- Excerpt from a dataset:

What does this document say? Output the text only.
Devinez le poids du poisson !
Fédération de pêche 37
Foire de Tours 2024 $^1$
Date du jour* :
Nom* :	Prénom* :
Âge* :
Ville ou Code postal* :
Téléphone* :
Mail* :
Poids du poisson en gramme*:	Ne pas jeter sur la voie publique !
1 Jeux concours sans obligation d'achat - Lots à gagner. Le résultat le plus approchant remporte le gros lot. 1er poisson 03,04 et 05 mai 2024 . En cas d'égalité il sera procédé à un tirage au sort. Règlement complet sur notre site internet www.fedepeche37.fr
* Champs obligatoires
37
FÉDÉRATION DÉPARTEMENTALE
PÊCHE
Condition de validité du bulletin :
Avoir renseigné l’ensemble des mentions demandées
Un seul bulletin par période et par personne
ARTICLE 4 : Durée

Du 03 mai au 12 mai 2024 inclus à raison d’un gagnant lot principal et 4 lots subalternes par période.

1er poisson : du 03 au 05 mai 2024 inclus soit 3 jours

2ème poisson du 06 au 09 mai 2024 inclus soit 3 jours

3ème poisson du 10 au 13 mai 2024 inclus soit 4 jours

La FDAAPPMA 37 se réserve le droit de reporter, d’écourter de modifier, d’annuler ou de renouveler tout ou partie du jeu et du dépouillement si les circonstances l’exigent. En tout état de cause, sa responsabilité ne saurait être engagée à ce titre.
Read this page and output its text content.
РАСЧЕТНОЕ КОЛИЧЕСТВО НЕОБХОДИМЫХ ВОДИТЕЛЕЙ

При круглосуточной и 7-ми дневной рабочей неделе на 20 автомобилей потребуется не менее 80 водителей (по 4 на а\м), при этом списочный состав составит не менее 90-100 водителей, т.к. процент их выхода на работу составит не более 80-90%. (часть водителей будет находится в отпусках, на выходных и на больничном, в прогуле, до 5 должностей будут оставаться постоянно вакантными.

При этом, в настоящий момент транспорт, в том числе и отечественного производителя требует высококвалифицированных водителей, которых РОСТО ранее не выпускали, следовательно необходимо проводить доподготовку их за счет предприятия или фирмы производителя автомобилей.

- Problem to work on: Show the lines of the records that include the string "période".

- Reply:
Un seul bulletin par période et par personne
Du 03 mai au 12 mai 2024 inclus à raison d’un gagnant lot principal et 4 lots subalternes par période.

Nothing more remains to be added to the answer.